━━ Given information ━━
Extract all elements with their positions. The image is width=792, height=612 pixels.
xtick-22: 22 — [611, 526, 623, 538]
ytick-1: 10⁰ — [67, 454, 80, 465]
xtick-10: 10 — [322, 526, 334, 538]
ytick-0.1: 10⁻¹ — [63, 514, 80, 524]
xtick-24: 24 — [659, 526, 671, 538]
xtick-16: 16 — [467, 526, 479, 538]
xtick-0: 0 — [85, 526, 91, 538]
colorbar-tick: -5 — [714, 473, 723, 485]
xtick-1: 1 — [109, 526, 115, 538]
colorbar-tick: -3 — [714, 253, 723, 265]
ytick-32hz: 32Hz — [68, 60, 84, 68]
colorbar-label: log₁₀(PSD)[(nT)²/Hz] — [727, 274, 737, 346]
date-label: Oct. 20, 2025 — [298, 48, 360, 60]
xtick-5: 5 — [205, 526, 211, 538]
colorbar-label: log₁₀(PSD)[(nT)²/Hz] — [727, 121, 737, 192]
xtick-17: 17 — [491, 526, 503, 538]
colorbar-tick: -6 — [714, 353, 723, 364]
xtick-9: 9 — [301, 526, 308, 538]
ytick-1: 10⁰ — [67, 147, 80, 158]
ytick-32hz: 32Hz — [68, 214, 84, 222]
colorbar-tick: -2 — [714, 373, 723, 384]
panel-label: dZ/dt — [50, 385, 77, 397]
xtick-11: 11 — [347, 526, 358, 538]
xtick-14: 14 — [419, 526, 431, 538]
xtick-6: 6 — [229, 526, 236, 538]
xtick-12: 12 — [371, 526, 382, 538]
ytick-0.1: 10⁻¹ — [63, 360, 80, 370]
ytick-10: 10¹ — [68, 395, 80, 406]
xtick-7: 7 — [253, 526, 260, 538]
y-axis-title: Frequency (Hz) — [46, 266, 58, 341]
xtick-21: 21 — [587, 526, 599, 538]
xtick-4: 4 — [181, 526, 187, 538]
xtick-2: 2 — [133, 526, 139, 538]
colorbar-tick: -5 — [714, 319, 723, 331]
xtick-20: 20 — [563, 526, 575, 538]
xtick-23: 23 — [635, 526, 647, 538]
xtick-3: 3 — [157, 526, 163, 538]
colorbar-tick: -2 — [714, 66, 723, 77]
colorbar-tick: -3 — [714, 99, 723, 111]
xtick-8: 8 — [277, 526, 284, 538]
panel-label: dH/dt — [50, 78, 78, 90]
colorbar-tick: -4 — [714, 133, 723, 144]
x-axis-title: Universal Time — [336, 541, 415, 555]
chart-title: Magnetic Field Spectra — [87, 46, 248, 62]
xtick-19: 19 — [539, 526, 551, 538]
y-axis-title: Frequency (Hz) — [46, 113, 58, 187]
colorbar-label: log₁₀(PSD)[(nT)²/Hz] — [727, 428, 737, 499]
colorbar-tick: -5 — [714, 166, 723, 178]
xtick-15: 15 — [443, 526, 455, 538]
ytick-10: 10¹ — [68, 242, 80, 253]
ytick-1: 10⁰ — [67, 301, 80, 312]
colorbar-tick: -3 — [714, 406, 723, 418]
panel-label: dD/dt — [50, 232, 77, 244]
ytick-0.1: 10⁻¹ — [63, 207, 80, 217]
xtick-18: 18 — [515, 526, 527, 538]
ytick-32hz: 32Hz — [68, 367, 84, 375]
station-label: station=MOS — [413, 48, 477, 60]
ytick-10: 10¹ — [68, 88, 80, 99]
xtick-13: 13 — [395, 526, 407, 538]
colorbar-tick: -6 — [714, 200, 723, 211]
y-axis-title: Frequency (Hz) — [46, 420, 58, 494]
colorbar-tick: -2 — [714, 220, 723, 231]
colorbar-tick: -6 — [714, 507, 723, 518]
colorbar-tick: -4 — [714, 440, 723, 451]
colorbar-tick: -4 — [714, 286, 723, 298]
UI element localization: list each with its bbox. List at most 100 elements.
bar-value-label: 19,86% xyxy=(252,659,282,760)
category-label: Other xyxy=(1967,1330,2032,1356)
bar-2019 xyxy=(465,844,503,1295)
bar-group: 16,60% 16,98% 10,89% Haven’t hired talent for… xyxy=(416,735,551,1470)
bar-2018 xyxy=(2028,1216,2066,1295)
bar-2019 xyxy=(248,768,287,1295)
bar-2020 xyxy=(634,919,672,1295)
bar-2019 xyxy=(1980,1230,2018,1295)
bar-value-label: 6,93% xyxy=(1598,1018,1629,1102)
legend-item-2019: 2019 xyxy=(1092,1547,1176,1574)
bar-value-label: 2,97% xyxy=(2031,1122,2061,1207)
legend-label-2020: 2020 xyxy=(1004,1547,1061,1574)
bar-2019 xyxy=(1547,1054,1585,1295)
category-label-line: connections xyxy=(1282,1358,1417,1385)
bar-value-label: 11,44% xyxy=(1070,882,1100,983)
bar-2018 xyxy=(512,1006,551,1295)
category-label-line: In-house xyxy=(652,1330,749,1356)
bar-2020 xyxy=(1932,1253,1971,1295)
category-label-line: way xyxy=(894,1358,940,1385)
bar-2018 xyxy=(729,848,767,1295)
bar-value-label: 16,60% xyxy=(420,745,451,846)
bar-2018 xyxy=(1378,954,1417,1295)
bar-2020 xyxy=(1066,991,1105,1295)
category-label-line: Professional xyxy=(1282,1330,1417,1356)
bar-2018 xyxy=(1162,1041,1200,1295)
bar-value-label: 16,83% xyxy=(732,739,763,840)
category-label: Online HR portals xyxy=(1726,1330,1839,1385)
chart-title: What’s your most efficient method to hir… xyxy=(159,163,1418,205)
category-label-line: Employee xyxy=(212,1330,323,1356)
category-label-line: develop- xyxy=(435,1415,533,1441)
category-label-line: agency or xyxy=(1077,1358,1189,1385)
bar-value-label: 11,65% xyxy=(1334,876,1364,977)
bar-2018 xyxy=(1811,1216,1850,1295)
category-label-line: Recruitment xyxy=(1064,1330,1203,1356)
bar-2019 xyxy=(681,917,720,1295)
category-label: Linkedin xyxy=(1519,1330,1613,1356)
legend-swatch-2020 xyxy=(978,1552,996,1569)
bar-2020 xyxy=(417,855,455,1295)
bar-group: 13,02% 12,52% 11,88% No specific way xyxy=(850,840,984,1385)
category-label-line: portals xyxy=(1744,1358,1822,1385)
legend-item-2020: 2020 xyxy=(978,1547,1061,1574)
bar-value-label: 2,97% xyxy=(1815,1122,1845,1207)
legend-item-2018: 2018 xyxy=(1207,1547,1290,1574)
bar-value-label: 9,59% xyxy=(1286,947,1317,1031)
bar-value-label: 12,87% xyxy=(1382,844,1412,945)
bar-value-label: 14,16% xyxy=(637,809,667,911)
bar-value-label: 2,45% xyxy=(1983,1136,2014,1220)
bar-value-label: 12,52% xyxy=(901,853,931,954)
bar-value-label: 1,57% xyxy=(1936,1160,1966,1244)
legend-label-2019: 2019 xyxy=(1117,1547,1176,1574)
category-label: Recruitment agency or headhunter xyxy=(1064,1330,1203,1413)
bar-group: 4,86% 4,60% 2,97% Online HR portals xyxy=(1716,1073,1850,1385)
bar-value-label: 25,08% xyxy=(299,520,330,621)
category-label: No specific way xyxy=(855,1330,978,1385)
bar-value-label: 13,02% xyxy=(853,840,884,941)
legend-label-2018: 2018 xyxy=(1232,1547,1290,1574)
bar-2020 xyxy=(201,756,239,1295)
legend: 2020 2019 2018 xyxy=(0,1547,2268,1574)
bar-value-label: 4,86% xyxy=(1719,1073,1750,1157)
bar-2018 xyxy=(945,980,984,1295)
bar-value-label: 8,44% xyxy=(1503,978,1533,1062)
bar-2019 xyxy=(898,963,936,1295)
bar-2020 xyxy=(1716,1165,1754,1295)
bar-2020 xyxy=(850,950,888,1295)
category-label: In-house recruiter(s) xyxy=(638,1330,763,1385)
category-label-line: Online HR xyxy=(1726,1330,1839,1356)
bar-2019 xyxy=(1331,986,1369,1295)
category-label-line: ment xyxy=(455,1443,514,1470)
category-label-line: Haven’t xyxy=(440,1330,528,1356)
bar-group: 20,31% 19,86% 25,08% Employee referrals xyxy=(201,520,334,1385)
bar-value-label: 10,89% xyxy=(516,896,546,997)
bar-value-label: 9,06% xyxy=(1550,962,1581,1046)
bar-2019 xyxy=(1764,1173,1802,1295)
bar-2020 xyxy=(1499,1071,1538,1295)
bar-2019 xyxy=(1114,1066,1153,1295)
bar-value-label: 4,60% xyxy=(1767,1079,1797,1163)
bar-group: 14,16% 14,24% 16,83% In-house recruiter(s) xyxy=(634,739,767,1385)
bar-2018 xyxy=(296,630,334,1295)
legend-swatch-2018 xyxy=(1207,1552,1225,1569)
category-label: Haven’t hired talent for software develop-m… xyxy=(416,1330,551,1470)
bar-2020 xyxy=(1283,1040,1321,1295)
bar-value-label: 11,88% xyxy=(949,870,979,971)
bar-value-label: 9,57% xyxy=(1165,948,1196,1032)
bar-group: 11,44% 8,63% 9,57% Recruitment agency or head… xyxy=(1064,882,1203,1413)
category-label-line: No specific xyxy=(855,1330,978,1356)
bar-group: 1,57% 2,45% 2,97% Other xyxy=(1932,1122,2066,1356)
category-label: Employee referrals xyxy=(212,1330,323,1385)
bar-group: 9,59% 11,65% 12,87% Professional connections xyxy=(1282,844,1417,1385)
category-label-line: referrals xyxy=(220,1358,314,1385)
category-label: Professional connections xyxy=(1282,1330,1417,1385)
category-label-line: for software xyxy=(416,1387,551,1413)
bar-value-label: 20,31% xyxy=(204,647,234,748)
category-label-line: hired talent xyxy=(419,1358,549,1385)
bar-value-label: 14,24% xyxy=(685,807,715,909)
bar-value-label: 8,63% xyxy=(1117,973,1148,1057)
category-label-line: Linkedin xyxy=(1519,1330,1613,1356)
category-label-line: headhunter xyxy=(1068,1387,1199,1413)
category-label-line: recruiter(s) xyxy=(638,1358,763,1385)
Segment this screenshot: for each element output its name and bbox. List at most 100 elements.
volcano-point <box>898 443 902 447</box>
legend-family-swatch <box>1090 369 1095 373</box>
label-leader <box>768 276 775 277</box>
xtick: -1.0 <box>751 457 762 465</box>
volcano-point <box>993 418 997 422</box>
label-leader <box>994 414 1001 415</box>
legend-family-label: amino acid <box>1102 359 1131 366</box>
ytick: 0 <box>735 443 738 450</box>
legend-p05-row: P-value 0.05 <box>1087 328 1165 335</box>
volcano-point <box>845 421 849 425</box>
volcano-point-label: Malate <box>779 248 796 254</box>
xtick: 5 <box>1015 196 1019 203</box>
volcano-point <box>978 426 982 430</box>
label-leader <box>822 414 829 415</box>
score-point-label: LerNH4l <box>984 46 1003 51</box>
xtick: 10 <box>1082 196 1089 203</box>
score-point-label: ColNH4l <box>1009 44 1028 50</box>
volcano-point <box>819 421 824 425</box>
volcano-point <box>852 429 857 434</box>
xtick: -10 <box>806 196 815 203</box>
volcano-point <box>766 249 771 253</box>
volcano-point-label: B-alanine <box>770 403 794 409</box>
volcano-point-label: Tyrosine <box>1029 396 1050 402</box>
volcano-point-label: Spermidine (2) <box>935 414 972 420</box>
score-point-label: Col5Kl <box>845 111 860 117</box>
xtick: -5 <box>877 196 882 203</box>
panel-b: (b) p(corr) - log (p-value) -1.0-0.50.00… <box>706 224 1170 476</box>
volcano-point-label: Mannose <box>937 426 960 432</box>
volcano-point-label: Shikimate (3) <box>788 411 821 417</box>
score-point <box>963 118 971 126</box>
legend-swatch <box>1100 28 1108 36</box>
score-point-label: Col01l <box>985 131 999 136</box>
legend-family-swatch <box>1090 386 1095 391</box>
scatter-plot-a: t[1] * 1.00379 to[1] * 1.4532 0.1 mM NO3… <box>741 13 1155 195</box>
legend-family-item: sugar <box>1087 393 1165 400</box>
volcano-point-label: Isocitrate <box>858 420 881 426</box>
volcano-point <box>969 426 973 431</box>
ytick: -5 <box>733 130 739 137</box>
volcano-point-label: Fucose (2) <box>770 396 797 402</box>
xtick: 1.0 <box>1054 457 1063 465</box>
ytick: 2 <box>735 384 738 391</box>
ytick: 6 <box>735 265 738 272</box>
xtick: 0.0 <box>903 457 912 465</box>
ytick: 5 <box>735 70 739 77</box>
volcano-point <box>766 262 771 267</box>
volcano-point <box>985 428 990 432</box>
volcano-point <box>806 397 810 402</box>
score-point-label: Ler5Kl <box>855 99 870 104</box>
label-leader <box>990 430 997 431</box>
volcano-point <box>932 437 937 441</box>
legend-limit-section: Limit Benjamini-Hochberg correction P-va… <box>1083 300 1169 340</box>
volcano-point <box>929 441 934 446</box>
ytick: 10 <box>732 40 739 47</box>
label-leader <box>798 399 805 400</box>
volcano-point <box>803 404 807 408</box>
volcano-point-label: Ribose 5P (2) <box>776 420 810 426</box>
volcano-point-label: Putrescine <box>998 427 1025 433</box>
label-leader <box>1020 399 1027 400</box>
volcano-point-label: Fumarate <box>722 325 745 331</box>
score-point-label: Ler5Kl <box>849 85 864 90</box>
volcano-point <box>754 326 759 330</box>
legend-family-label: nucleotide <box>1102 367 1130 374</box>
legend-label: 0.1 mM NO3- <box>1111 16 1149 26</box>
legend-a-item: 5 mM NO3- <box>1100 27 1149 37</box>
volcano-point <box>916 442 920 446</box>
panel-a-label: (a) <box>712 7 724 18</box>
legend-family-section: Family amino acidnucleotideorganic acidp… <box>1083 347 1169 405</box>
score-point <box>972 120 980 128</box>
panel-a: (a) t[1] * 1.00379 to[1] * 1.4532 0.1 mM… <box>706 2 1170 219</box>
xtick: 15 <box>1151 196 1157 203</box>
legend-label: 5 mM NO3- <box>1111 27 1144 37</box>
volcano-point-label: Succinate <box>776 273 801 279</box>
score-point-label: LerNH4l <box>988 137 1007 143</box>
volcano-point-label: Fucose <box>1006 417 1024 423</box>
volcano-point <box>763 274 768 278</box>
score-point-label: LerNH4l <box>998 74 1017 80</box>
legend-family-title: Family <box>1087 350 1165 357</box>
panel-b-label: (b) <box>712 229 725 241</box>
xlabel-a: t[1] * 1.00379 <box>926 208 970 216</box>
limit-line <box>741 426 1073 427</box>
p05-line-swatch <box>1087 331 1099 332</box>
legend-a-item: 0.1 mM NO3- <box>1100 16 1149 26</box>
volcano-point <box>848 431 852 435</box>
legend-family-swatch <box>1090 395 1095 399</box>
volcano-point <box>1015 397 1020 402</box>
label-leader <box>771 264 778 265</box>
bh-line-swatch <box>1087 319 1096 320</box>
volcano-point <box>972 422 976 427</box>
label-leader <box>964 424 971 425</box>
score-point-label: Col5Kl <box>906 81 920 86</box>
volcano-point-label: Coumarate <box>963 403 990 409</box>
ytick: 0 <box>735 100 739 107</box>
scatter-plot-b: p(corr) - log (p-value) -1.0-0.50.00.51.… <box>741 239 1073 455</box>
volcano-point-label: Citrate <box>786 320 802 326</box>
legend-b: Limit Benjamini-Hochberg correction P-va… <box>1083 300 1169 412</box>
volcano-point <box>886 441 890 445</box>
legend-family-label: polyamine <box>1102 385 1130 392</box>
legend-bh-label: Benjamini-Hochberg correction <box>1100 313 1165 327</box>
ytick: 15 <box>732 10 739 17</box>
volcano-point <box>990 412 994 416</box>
━━━
### Directions
Repeat every line of the entries, from the very first one down through the line containing "ytick-10: 10¹ — [68, 395, 80, 406]", including both ends.

### Response to the exercise
Extract all elements with their positions. The image is width=792, height=612 pixels.
xtick-22: 22 — [611, 526, 623, 538]
ytick-1: 10⁰ — [67, 454, 80, 465]
xtick-10: 10 — [322, 526, 334, 538]
ytick-0.1: 10⁻¹ — [63, 514, 80, 524]
xtick-24: 24 — [659, 526, 671, 538]
xtick-16: 16 — [467, 526, 479, 538]
xtick-0: 0 — [85, 526, 91, 538]
colorbar-tick: -5 — [714, 473, 723, 485]
xtick-1: 1 — [109, 526, 115, 538]
colorbar-tick: -3 — [714, 253, 723, 265]
ytick-32hz: 32Hz — [68, 60, 84, 68]
colorbar-label: log₁₀(PSD)[(nT)²/Hz] — [727, 274, 737, 346]
date-label: Oct. 20, 2025 — [298, 48, 360, 60]
xtick-5: 5 — [205, 526, 211, 538]
colorbar-label: log₁₀(PSD)[(nT)²/Hz] — [727, 121, 737, 192]
xtick-17: 17 — [491, 526, 503, 538]
colorbar-tick: -6 — [714, 353, 723, 364]
xtick-9: 9 — [301, 526, 308, 538]
ytick-1: 10⁰ — [67, 147, 80, 158]
ytick-32hz: 32Hz — [68, 214, 84, 222]
colorbar-tick: -2 — [714, 373, 723, 384]
panel-label: dZ/dt — [50, 385, 77, 397]
xtick-11: 11 — [347, 526, 358, 538]
xtick-14: 14 — [419, 526, 431, 538]
xtick-6: 6 — [229, 526, 236, 538]
xtick-12: 12 — [371, 526, 382, 538]
ytick-0.1: 10⁻¹ — [63, 360, 80, 370]
ytick-10: 10¹ — [68, 395, 80, 406]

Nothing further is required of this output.